» Problem requirements: Restate the entries below word for word, omitting nothing.

** START Data listing **

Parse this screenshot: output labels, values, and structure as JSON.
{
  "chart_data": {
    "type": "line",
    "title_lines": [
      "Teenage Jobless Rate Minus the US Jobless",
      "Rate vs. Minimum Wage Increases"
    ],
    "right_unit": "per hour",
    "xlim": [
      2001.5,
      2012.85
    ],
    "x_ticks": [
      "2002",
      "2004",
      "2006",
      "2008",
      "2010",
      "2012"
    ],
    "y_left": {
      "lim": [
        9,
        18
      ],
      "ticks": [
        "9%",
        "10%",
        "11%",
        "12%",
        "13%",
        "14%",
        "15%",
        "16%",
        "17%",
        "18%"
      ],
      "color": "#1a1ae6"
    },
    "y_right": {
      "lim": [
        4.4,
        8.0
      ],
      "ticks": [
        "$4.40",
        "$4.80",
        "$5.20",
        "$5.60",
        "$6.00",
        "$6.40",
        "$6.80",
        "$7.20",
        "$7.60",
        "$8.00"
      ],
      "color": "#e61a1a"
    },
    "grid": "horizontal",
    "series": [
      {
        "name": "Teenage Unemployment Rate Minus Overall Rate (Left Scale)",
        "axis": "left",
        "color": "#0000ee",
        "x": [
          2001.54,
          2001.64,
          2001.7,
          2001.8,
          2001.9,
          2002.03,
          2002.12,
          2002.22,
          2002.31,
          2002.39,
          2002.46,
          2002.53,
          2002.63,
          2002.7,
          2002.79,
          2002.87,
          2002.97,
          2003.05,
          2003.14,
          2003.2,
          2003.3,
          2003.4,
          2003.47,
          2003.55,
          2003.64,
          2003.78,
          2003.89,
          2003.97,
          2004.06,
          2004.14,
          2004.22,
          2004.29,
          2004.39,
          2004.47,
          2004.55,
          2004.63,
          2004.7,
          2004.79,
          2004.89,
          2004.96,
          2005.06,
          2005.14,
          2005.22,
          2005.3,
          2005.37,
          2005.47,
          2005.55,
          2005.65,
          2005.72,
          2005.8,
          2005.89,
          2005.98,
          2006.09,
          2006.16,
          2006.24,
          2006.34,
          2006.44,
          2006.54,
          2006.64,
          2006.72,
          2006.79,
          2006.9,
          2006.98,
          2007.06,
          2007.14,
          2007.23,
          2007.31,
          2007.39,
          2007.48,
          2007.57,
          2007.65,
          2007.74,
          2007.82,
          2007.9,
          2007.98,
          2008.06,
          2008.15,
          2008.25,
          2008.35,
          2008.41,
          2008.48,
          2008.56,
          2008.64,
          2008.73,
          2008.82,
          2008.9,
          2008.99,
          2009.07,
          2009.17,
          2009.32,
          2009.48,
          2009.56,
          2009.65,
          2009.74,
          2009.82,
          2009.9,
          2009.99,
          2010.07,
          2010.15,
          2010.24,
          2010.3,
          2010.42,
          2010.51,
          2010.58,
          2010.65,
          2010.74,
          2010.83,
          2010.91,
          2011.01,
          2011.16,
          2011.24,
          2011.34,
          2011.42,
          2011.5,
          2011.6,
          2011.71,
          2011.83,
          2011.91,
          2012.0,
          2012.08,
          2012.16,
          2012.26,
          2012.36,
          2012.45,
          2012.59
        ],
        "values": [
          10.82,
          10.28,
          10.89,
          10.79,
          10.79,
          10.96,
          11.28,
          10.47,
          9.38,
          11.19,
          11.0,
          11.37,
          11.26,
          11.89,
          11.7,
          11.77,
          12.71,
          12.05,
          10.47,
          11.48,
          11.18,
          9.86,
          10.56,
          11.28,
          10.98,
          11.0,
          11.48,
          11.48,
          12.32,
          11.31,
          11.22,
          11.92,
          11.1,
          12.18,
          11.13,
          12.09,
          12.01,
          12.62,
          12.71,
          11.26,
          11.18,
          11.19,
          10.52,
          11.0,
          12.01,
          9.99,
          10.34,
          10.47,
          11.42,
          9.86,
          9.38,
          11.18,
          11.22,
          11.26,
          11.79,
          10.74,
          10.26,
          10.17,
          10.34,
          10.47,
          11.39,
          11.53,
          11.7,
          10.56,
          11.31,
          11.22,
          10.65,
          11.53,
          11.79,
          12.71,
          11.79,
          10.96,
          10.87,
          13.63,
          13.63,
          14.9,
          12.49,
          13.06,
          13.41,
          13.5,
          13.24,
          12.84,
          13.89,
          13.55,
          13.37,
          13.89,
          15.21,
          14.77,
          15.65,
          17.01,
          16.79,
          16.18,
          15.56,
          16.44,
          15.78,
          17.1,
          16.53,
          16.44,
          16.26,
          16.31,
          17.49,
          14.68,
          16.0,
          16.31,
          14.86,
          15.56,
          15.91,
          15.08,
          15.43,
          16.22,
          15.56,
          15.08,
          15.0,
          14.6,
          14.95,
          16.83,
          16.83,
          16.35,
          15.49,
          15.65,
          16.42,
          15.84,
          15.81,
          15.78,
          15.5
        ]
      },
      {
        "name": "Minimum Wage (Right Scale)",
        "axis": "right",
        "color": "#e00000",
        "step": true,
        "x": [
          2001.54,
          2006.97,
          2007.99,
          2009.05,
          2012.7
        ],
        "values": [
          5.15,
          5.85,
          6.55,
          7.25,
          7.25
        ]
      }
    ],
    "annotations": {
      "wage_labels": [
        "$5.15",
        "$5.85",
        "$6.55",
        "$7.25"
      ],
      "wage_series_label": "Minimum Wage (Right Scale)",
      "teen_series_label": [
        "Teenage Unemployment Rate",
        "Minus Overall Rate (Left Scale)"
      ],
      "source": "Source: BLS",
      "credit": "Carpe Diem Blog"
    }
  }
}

** END Data listing **

» Final answer:
Parse this screenshot: output labels, values, and structure as JSON.
{
  "chart_data": {
    "type": "line",
    "title_lines": [
      "Teenage Jobless Rate Minus the US Jobless",
      "Rate vs. Minimum Wage Increases"
    ],
    "right_unit": "per hour",
    "xlim": [
      2001.5,
      2012.85
    ],
    "x_ticks": [
      "2002",
      "2004",
      "2006",
      "2008",
      "2010",
      "2012"
    ],
    "y_left": {
      "lim": [
        9,
        18
      ],
      "ticks": [
        "9%",
        "10%",
        "11%",
        "12%",
        "13%",
        "14%",
        "15%",
        "16%",
        "17%",
        "18%"
      ],
      "color": "#1a1ae6"
    },
    "y_right": {
      "lim": [
        4.4,
        8.0
      ],
      "ticks": [
        "$4.40",
        "$4.80",
        "$5.20",
        "$5.60",
        "$6.00",
        "$6.40",
        "$6.80",
        "$7.20",
        "$7.60",
        "$8.00"
      ],
      "color": "#e61a1a"
    },
    "grid": "horizontal",
    "series": [
      {
        "name": "Teenage Unemployment Rate Minus Overall Rate (Left Scale)",
        "axis": "left",
        "color": "#0000ee",
        "x": [
          2001.54,
          2001.64,
          2001.7,
          2001.8,
          2001.9,
          2002.03,
          2002.12,
          2002.22,
          2002.31,
          2002.39,
          2002.46,
          2002.53,
          2002.63,
          2002.7,
          2002.79,
          2002.87,
          2002.97,
          2003.05,
          2003.14,
          2003.2,
          2003.3,
          2003.4,
          2003.47,
          2003.55,
          2003.64,
          2003.78,
          2003.89,
          2003.97,
          2004.06,
          2004.14,
          2004.22,
          2004.29,
          2004.39,
          2004.47,
          2004.55,
          2004.63,
          2004.7,
          2004.79,
          2004.89,
          2004.96,
          2005.06,
          2005.14,
          2005.22,
          2005.3,
          2005.37,
          2005.47,
          2005.55,
          2005.65,
          2005.72,
          2005.8,
          2005.89,
          2005.98,
          2006.09,
          2006.16,
          2006.24,
          2006.34,
          2006.44,
          2006.54,
          2006.64,
          2006.72,
          2006.79,
          2006.9,
          2006.98,
          2007.06,
          2007.14,
          2007.23,
          2007.31,
          2007.39,
          2007.48,
          2007.57,
          2007.65,
          2007.74,
          2007.82,
          2007.9,
          2007.98,
          2008.06,
          2008.15,
          2008.25,
          2008.35,
          2008.41,
          2008.48,
          2008.56,
          2008.64,
          2008.73,
          2008.82,
          2008.9,
          2008.99,
          2009.07,
          2009.17,
          2009.32,
          2009.48,
          2009.56,
          2009.65,
          2009.74,
          2009.82,
          2009.9,
          2009.99,
          2010.07,
          2010.15,
          2010.24,
          2010.3,
          2010.42,
          2010.51,
          2010.58,
          2010.65,
          2010.74,
          2010.83,
          2010.91,
          2011.01,
          2011.16,
          2011.24,
          2011.34,
          2011.42,
          2011.5,
          2011.6,
          2011.71,
          2011.83,
          2011.91,
          2012.0,
          2012.08,
          2012.16,
          2012.26,
          2012.36,
          2012.45,
          2012.59
        ],
        "values": [
          10.82,
          10.28,
          10.89,
          10.79,
          10.79,
          10.96,
          11.28,
          10.47,
          9.38,
          11.19,
          11.0,
          11.37,
          11.26,
          11.89,
          11.7,
          11.77,
          12.71,
          12.05,
          10.47,
          11.48,
          11.18,
          9.86,
          10.56,
          11.28,
          10.98,
          11.0,
          11.48,
          11.48,
          12.32,
          11.31,
          11.22,
          11.92,
          11.1,
          12.18,
          11.13,
          12.09,
          12.01,
          12.62,
          12.71,
          11.26,
          11.18,
          11.19,
          10.52,
          11.0,
          12.01,
          9.99,
          10.34,
          10.47,
          11.42,
          9.86,
          9.38,
          11.18,
          11.22,
          11.26,
          11.79,
          10.74,
          10.26,
          10.17,
          10.34,
          10.47,
          11.39,
          11.53,
          11.7,
          10.56,
          11.31,
          11.22,
          10.65,
          11.53,
          11.79,
          12.71,
          11.79,
          10.96,
          10.87,
          13.63,
          13.63,
          14.9,
          12.49,
          13.06,
          13.41,
          13.5,
          13.24,
          12.84,
          13.89,
          13.55,
          13.37,
          13.89,
          15.21,
          14.77,
          15.65,
          17.01,
          16.79,
          16.18,
          15.56,
          16.44,
          15.78,
          17.1,
          16.53,
          16.44,
          16.26,
          16.31,
          17.49,
          14.68,
          16.0,
          16.31,
          14.86,
          15.56,
          15.91,
          15.08,
          15.43,
          16.22,
          15.56,
          15.08,
          15.0,
          14.6,
          14.95,
          16.83,
          16.83,
          16.35,
          15.49,
          15.65,
          16.42,
          15.84,
          15.81,
          15.78,
          15.5
        ]
      },
      {
        "name": "Minimum Wage (Right Scale)",
        "axis": "right",
        "color": "#e00000",
        "step": true,
        "x": [
          2001.54,
          2006.97,
          2007.99,
          2009.05,
          2012.7
        ],
        "values": [
          5.15,
          5.85,
          6.55,
          7.25,
          7.25
        ]
      }
    ],
    "annotations": {
      "wage_labels": [
        "$5.15",
        "$5.85",
        "$6.55",
        "$7.25"
      ],
      "wage_series_label": "Minimum Wage (Right Scale)",
      "teen_series_label": [
        "Teenage Unemployment Rate",
        "Minus Overall Rate (Left Scale)"
      ],
      "source": "Source: BLS",
      "credit": "Carpe Diem Blog"
    }
  }
}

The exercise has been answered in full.